- _THE DATA_:

######

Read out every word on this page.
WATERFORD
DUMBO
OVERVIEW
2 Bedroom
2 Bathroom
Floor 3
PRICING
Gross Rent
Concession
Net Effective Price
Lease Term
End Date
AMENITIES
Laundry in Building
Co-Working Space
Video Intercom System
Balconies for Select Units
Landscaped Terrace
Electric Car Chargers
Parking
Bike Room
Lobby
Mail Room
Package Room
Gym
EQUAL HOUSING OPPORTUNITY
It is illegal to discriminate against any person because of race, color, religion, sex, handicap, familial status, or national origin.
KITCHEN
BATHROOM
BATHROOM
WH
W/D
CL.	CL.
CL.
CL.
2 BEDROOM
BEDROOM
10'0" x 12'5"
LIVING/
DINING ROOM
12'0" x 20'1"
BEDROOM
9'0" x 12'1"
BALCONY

######

- _DIRECTIONS_: Copy all data exactly, start to finish.

- _ANSWER BELOW_:
Read out every word on this page.
WATERFORD
DUMBO
OVERVIEW
2 Bedroom
2 Bathroom
Floor 3
PRICING
Gross Rent
Concession
Net Effective Price
Lease Term
End Date
AMENITIES
Laundry in Building
Co-Working Space
Video Intercom System
Balconies for Select Units
Landscaped Terrace
Electric Car Chargers
Parking
Bike Room
Lobby
Mail Room
Package Room
Gym
EQUAL HOUSING OPPORTUNITY
It is illegal to discriminate against any person because of race, color, religion, sex, handicap, familial status, or national origin.
KITCHEN
BATHROOM
BATHROOM
WH
W/D
CL.	CL.
CL.
CL.
2 BEDROOM
BEDROOM
10'0" x 12'5"
LIVING/
DINING ROOM
12'0" x 20'1"
BEDROOM
9'0" x 12'1"
BALCONY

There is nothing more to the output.